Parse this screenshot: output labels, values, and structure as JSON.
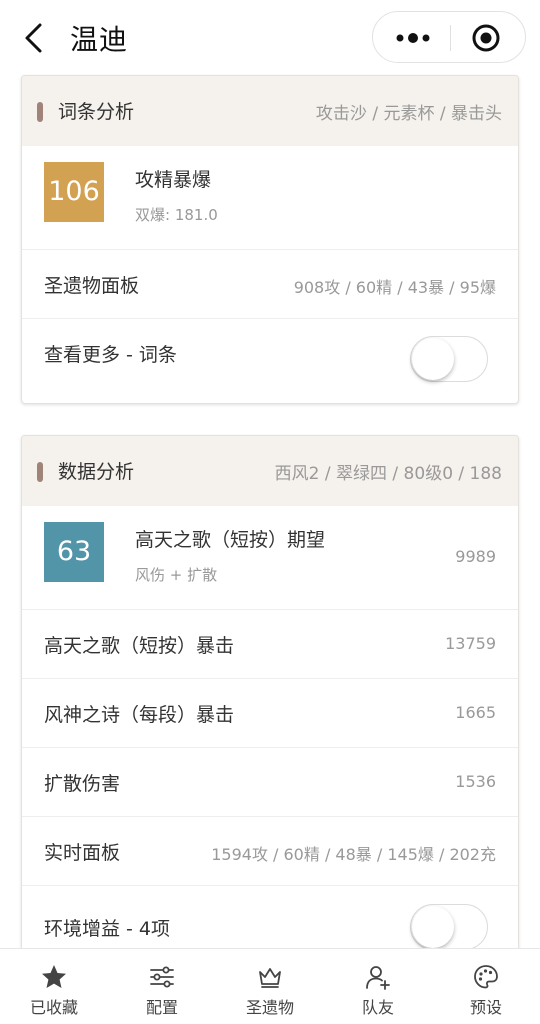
{
  "header": {
    "title": "温迪"
  },
  "cards": [
    {
      "title": "词条分析",
      "subtitle": "攻击沙 / 元素杯 / 暴击头",
      "hero": {
        "score": "106",
        "score_color": "#d2a152",
        "name": "攻精暴爆",
        "desc": "双爆: 181.0",
        "value": ""
      },
      "rows": [
        {
          "label": "圣遗物面板",
          "value": "908攻 / 60精 / 43暴 / 95爆"
        },
        {
          "label": "查看更多 - 词条",
          "toggle": false
        }
      ]
    },
    {
      "title": "数据分析",
      "subtitle": "西风2 / 翠绿四 / 80级0 / 188",
      "hero": {
        "score": "63",
        "score_color": "#5294a8",
        "name": "高天之歌（短按）期望",
        "desc": "风伤 + 扩散",
        "value": "9989"
      },
      "rows": [
        {
          "label": "高天之歌（短按）暴击",
          "value": "13759"
        },
        {
          "label": "风神之诗（每段）暴击",
          "value": "1665"
        },
        {
          "label": "扩散伤害",
          "value": "1536"
        },
        {
          "label": "实时面板",
          "value": "1594攻 / 60精 / 48暴 / 145爆 / 202充"
        },
        {
          "label": "环境增益 - 4项",
          "toggle": false
        }
      ]
    }
  ],
  "tabs": [
    {
      "label": "已收藏",
      "icon": "star-icon"
    },
    {
      "label": "配置",
      "icon": "sliders-icon"
    },
    {
      "label": "圣遗物",
      "icon": "crown-icon"
    },
    {
      "label": "队友",
      "icon": "add-user-icon"
    },
    {
      "label": "预设",
      "icon": "palette-icon"
    }
  ]
}
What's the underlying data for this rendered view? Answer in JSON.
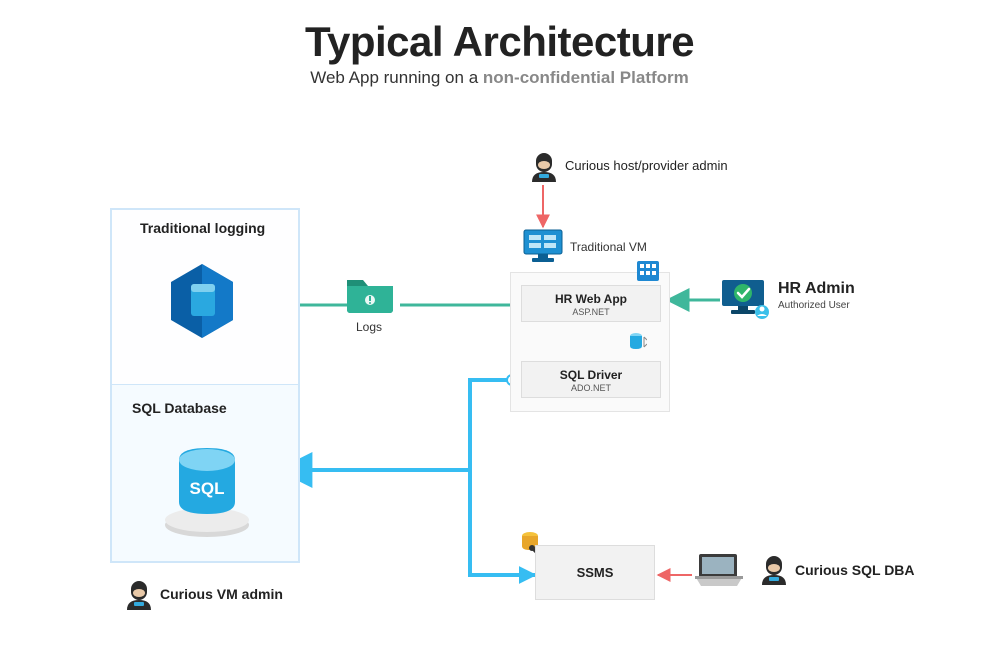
{
  "title": "Typical Architecture",
  "subtitle_pre": "Web App running on a ",
  "subtitle_em": "non-confidential Platform",
  "left_panel": {
    "logging_title": "Traditional logging",
    "db_title": "SQL Database",
    "db_badge": "SQL"
  },
  "logs_label": "Logs",
  "vm_group": {
    "header_label": "Traditional VM",
    "web_app": {
      "title": "HR Web App",
      "sub": "ASP.NET"
    },
    "sql_driver": {
      "title": "SQL Driver",
      "sub": "ADO.NET"
    }
  },
  "ssms_label": "SSMS",
  "actors": {
    "host_admin": "Curious host/provider admin",
    "hr_admin_title": "HR Admin",
    "hr_admin_sub": "Authorized User",
    "vm_admin": "Curious VM admin",
    "sql_dba": "Curious SQL DBA"
  }
}
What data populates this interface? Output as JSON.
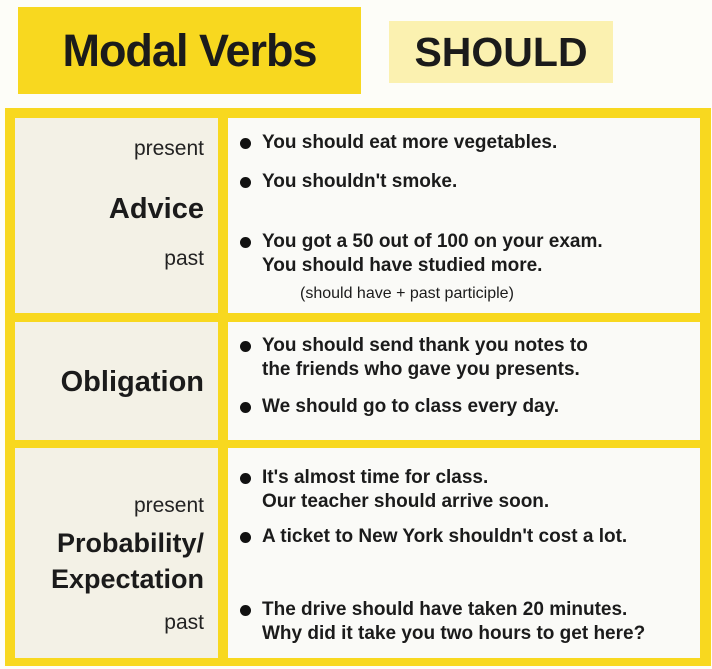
{
  "title": "Modal Verbs",
  "subtitle": "SHOULD",
  "rows": [
    {
      "category": "Advice",
      "labels": {
        "present": "present",
        "past": "past"
      },
      "items": [
        "You should eat more vegetables.",
        "You shouldn't smoke.",
        "You got a 50 out of 100 on your exam.\nYou should have studied more."
      ],
      "note": "(should have + past participle)"
    },
    {
      "category": "Obligation",
      "items": [
        "You should send thank you notes to\nthe friends who gave you presents.",
        "We should go to class every day."
      ]
    },
    {
      "category_line1": "Probability/",
      "category_line2": "Expectation",
      "labels": {
        "present": "present",
        "past": "past"
      },
      "items": [
        "It's almost time for class.\nOur teacher should arrive soon.",
        "A ticket to New York shouldn't cost a lot.",
        "The drive should have taken 20 minutes.\nWhy did it take you two hours to get here?"
      ]
    }
  ]
}
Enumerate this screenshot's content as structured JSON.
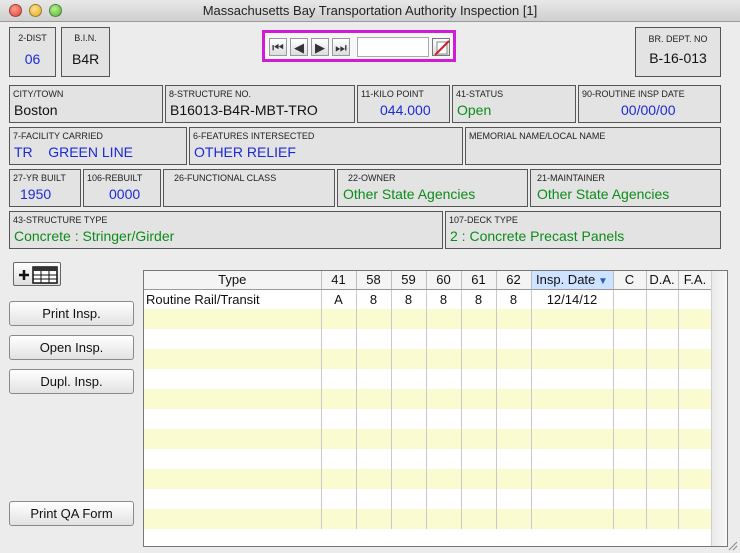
{
  "window": {
    "title": "Massachusetts Bay Transportation Authority Inspection [1]"
  },
  "header": {
    "dist": {
      "label": "2-DIST",
      "value": "06"
    },
    "bin": {
      "label": "B.I.N.",
      "value": "B4R"
    },
    "br_dept": {
      "label": "BR. DEPT. NO",
      "value": "B-16-013"
    }
  },
  "fields": {
    "city": {
      "label": "CITY/TOWN",
      "value": "Boston"
    },
    "structure_no": {
      "label": "8-STRUCTURE NO.",
      "value": "B16013-B4R-MBT-TRO"
    },
    "kilo_point": {
      "label": "11-KILO POINT",
      "value": "044.000"
    },
    "status": {
      "label": "41-STATUS",
      "value": "Open"
    },
    "routine_insp_date": {
      "label": "90-ROUTINE INSP DATE",
      "value": "00/00/00"
    },
    "facility_carried": {
      "label": "7-FACILITY CARRIED",
      "value": "TR    GREEN LINE"
    },
    "features_intersected": {
      "label": "6-FEATURES INTERSECTED",
      "value": "OTHER RELIEF"
    },
    "memorial_name": {
      "label": "MEMORIAL NAME/LOCAL NAME",
      "value": ""
    },
    "yr_built": {
      "label": "27-YR BUILT",
      "value": "1950"
    },
    "rebuilt": {
      "label": "106-REBUILT",
      "value": "0000"
    },
    "functional_class": {
      "label": "26-FUNCTIONAL CLASS",
      "value": ""
    },
    "owner": {
      "label": "22-OWNER",
      "value": "Other State Agencies"
    },
    "maintainer": {
      "label": "21-MAINTAINER",
      "value": "Other State Agencies"
    },
    "structure_type": {
      "label": "43-STRUCTURE TYPE",
      "value": "Concrete : Stringer/Girder"
    },
    "deck_type": {
      "label": "107-DECK TYPE",
      "value": "2 : Concrete Precast Panels"
    }
  },
  "buttons": {
    "print_insp": "Print Insp.",
    "open_insp": "Open Insp.",
    "dupl_insp": "Dupl. Insp.",
    "print_qa": "Print QA Form"
  },
  "nav_icons": [
    "first-record-icon",
    "previous-record-icon",
    "next-record-icon",
    "last-record-icon",
    "delete-record-icon"
  ],
  "table": {
    "columns": [
      "Type",
      "41",
      "58",
      "59",
      "60",
      "61",
      "62",
      "Insp. Date",
      "C",
      "D.A.",
      "F.A."
    ],
    "sorted_column": "Insp. Date",
    "rows": [
      [
        "Routine Rail/Transit",
        "A",
        "8",
        "8",
        "8",
        "8",
        "8",
        "12/14/12",
        "",
        "",
        ""
      ]
    ]
  },
  "colors": {
    "value_blue": "#1a2bd6",
    "value_green": "#0c8c1a",
    "row_alt": "#fbfbd2",
    "nav_highlight": "#d21bd6"
  }
}
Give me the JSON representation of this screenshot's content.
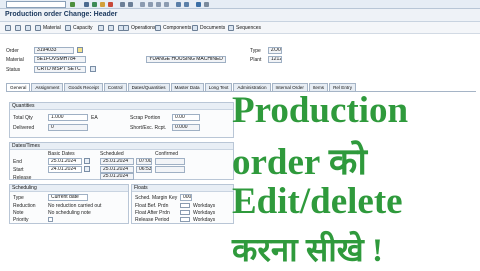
{
  "window": {
    "title": "Production order Change: Header"
  },
  "toolbar": {
    "material": "Material",
    "capacity": "Capacity",
    "operations": "Operations",
    "components": "Components",
    "documents": "Documents",
    "sequences": "Sequences"
  },
  "header": {
    "order_label": "Order",
    "order_value": "3194033",
    "type_label": "Type",
    "type_value": "ZO01",
    "material_label": "Material",
    "material_value": "5E1FOVSMH784",
    "material_desc": "YUANGE HOUSING MACHINED",
    "plant_label": "Plant",
    "plant_value": "1212",
    "status_label": "Status",
    "status_value": "CRTD MSPT SETC"
  },
  "tabs": [
    "General",
    "Assignment",
    "Goods Receipt",
    "Control",
    "Dates/Quantities",
    "Master Data",
    "Long Text",
    "Administration",
    "Internal Order",
    "Items",
    "Rel Entry"
  ],
  "quantities": {
    "title": "Quantities",
    "total_label": "Total Qty",
    "total_value": "1.000",
    "unit": "EA",
    "scrap_label": "Scrap Portion",
    "scrap_value": "0.00",
    "delivered_label": "Delivered",
    "delivered_value": "0",
    "short_label": "Short/Exc. Rcpt.",
    "short_value": "0.000"
  },
  "dates": {
    "title": "Dates/Times",
    "basic_header": "Basic Dates",
    "scheduled_header": "Scheduled",
    "confirmed_header": "Confirmed",
    "end_label": "End",
    "end_basic": "25.01.2024",
    "end_sched": "25.01.2024",
    "end_time": "07:00",
    "start_label": "Start",
    "start_basic": "24.01.2024",
    "start_sched": "25.01.2024",
    "start_time": "06:53",
    "release_label": "Release",
    "release_sched": "25.01.2024"
  },
  "scheduling": {
    "title": "Scheduling",
    "type_label": "Type",
    "type_value": "Current date",
    "reduction_label": "Reduction",
    "reduction_value": "No reduction carried out",
    "note_label": "Note",
    "note_value": "No scheduling note",
    "priority_label": "Priority"
  },
  "floats": {
    "title": "Floats",
    "margin_label": "Sched. Margin Key",
    "margin_value": "000",
    "before_label": "Float Bef. Prdn",
    "before_unit": "Workdays",
    "after_label": "Float After Prdn",
    "after_unit": "Workdays",
    "release_label": "Release Period",
    "release_unit": "Workdays"
  },
  "overlay": {
    "line1": "Production",
    "line2": "order को",
    "line3": "Edit/delete",
    "line4": "करना सीखे !"
  },
  "colors": {
    "overlay_text": "#2f9a3c",
    "title_text": "#1f3c60"
  }
}
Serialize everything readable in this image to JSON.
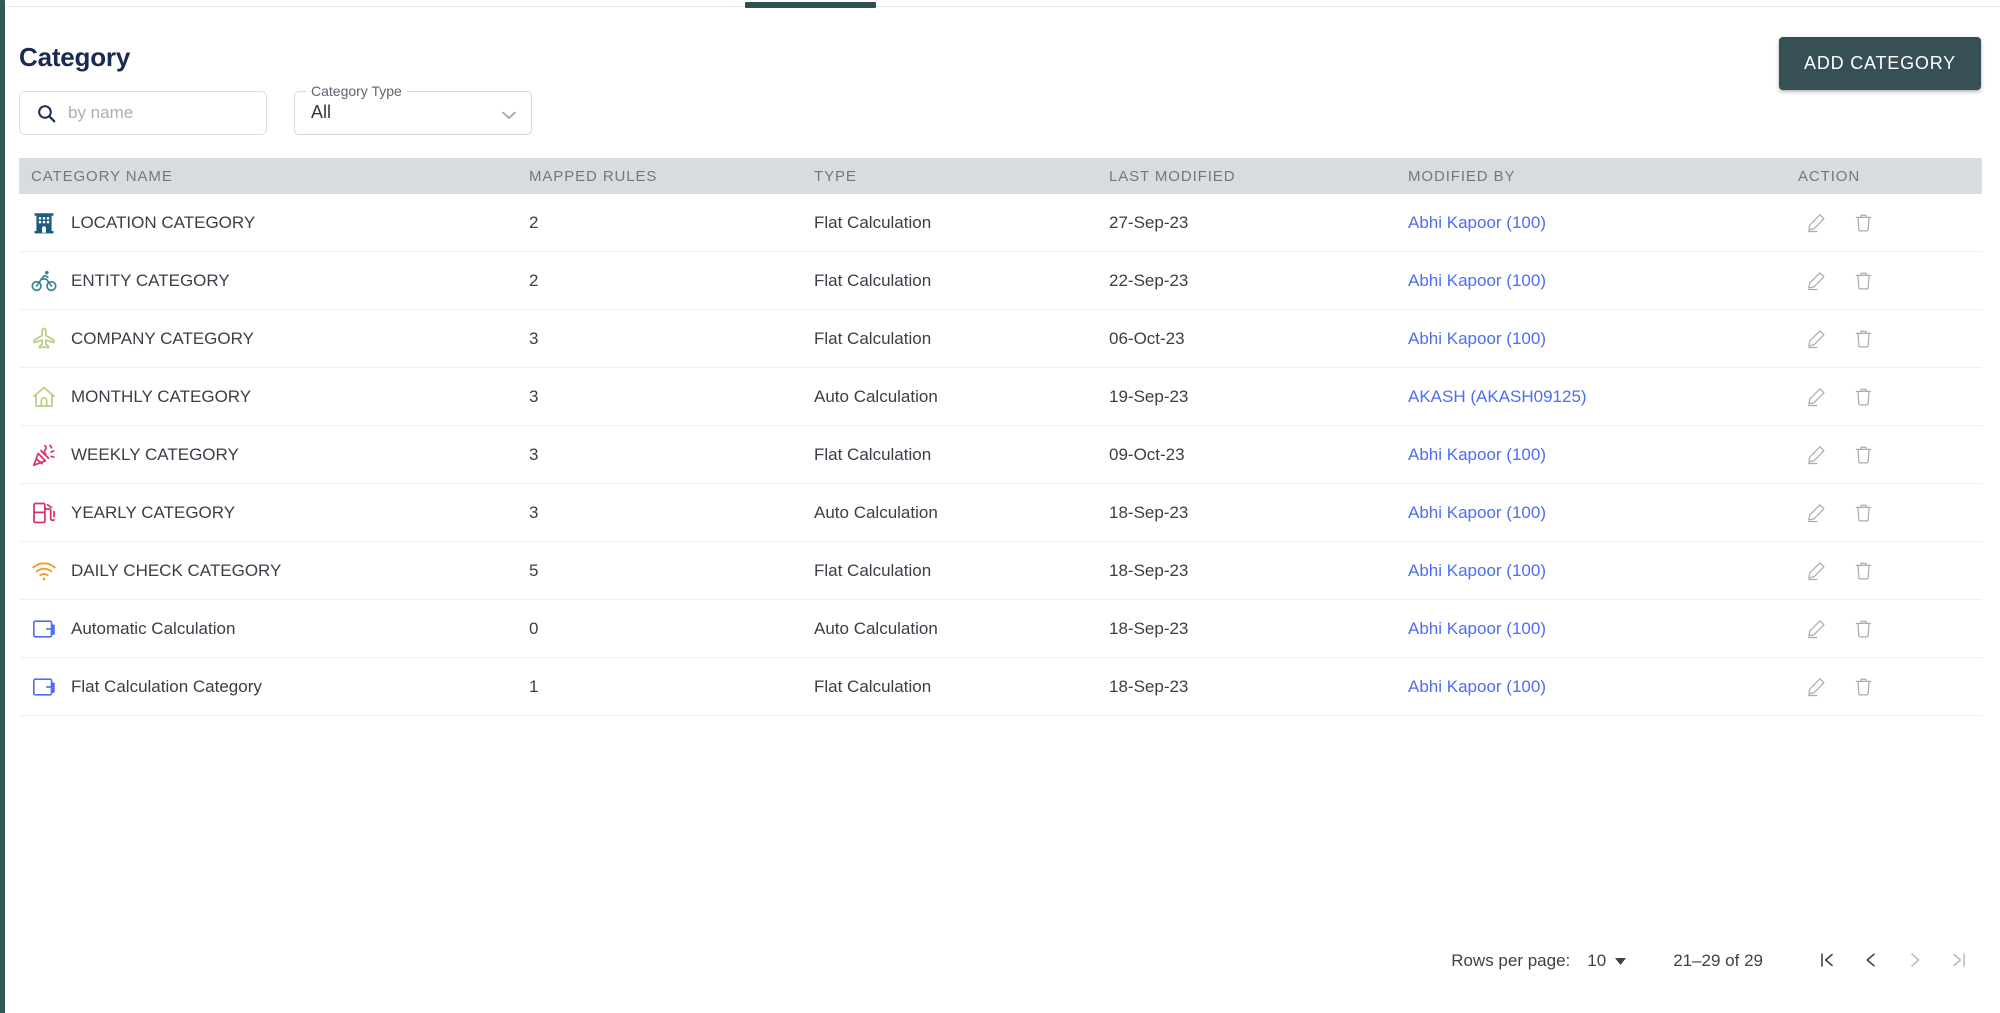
{
  "window": {
    "accent_dark": "#375055",
    "tab_indicator_color": "#2f4f52"
  },
  "header": {
    "title": "Category",
    "add_button_label": "ADD CATEGORY"
  },
  "search": {
    "placeholder": "by name",
    "value": "",
    "icon": "search-icon"
  },
  "category_type_select": {
    "label": "Category Type",
    "value": "All",
    "icon": "chevron-down-icon"
  },
  "table": {
    "columns": [
      "CATEGORY NAME",
      "MAPPED RULES",
      "TYPE",
      "LAST MODIFIED",
      "MODIFIED BY",
      "ACTION"
    ],
    "rows": [
      {
        "icon": "building-icon",
        "icon_color": "#1c5b80",
        "name": "LOCATION CATEGORY",
        "mapped_rules": "2",
        "type": "Flat Calculation",
        "last_modified": "27-Sep-23",
        "modified_by": "Abhi Kapoor (100)"
      },
      {
        "icon": "bicycle-icon",
        "icon_color": "#35808f",
        "name": "ENTITY CATEGORY",
        "mapped_rules": "2",
        "type": "Flat Calculation",
        "last_modified": "22-Sep-23",
        "modified_by": "Abhi Kapoor (100)"
      },
      {
        "icon": "airplane-icon",
        "icon_color": "#b7cf84",
        "name": "COMPANY CATEGORY",
        "mapped_rules": "3",
        "type": "Flat Calculation",
        "last_modified": "06-Oct-23",
        "modified_by": "Abhi Kapoor (100)"
      },
      {
        "icon": "home-icon",
        "icon_color": "#b7cf84",
        "name": "MONTHLY CATEGORY",
        "mapped_rules": "3",
        "type": "Auto Calculation",
        "last_modified": "19-Sep-23",
        "modified_by": "AKASH (AKASH09125)"
      },
      {
        "icon": "party-popper-icon",
        "icon_color": "#d6336c",
        "name": "WEEKLY CATEGORY",
        "mapped_rules": "3",
        "type": "Flat Calculation",
        "last_modified": "09-Oct-23",
        "modified_by": "Abhi Kapoor (100)"
      },
      {
        "icon": "fuel-pump-icon",
        "icon_color": "#d6336c",
        "name": "YEARLY CATEGORY",
        "mapped_rules": "3",
        "type": "Auto Calculation",
        "last_modified": "18-Sep-23",
        "modified_by": "Abhi Kapoor (100)"
      },
      {
        "icon": "wifi-icon",
        "icon_color": "#f0a030",
        "name": "DAILY CHECK CATEGORY",
        "mapped_rules": "5",
        "type": "Flat Calculation",
        "last_modified": "18-Sep-23",
        "modified_by": "Abhi Kapoor (100)"
      },
      {
        "icon": "wallet-icon",
        "icon_color": "#4d6df3",
        "name": "Automatic Calculation",
        "mapped_rules": "0",
        "type": "Auto Calculation",
        "last_modified": "18-Sep-23",
        "modified_by": "Abhi Kapoor (100)"
      },
      {
        "icon": "wallet-icon",
        "icon_color": "#4d6df3",
        "name": "Flat Calculation Category",
        "mapped_rules": "1",
        "type": "Flat Calculation",
        "last_modified": "18-Sep-23",
        "modified_by": "Abhi Kapoor (100)"
      }
    ],
    "row_actions": {
      "edit_icon": "pencil-icon",
      "delete_icon": "trash-icon"
    }
  },
  "paginator": {
    "rows_per_page_label": "Rows per page:",
    "rows_per_page_value": "10",
    "range_label": "21–29 of 29",
    "first_page_icon": "first-page-icon",
    "prev_page_icon": "previous-page-icon",
    "next_page_icon": "next-page-icon",
    "last_page_icon": "last-page-icon"
  }
}
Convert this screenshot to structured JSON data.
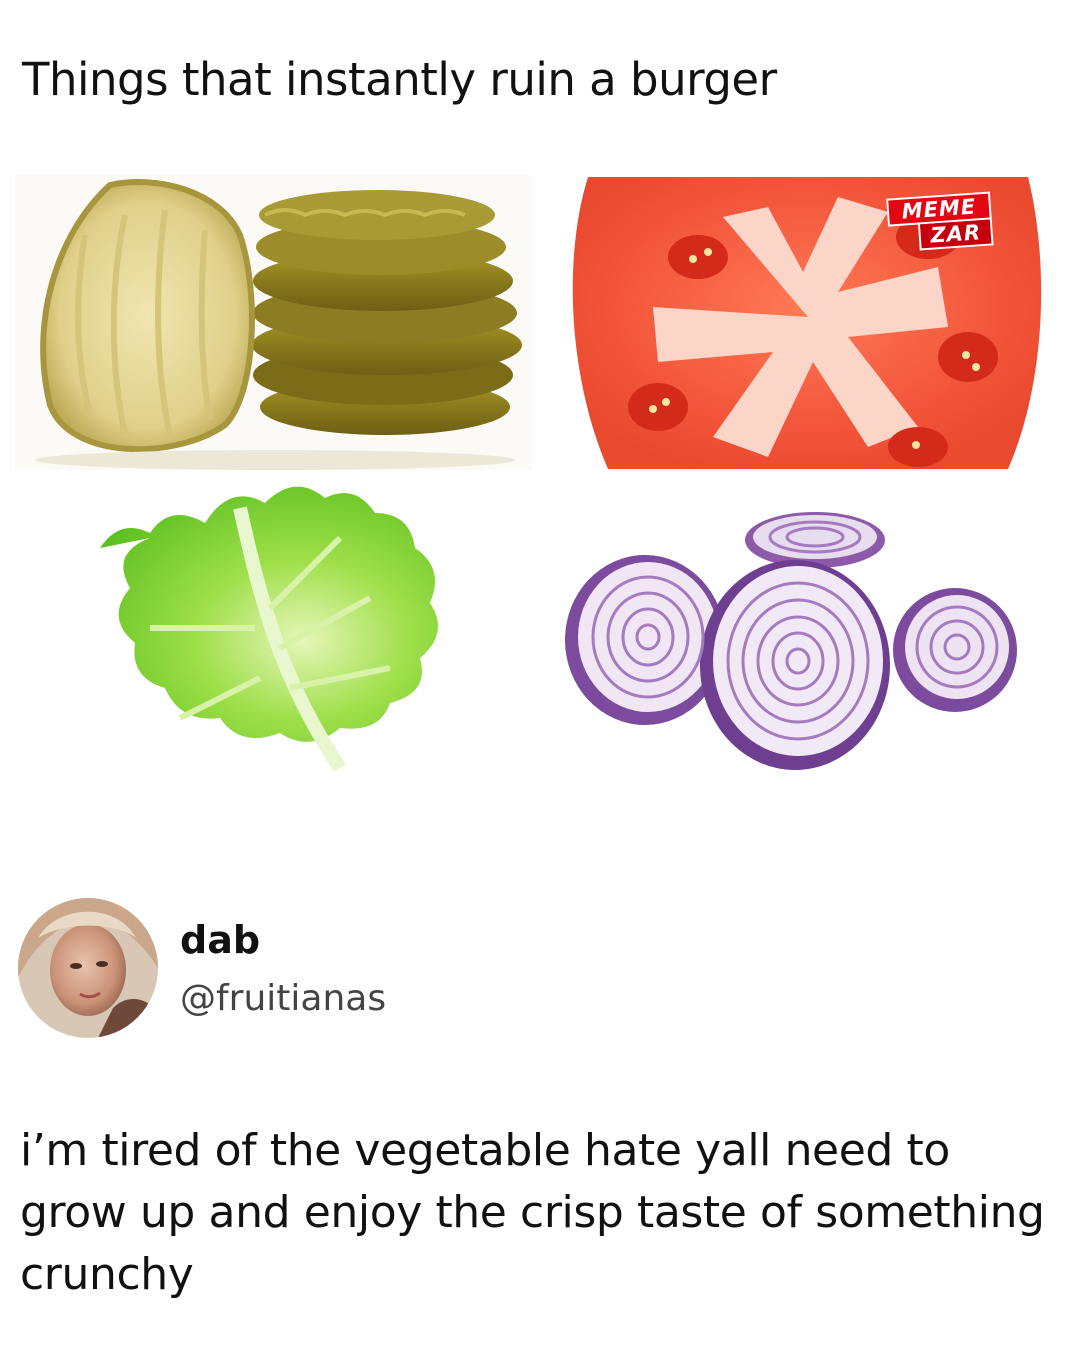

Task description –
Filter the records above for lines containing the word "structured", and copy those lines.

Exercise result –
Enumerate this screenshot's content as structured JSON.
Convert this screenshot to structured JSON data.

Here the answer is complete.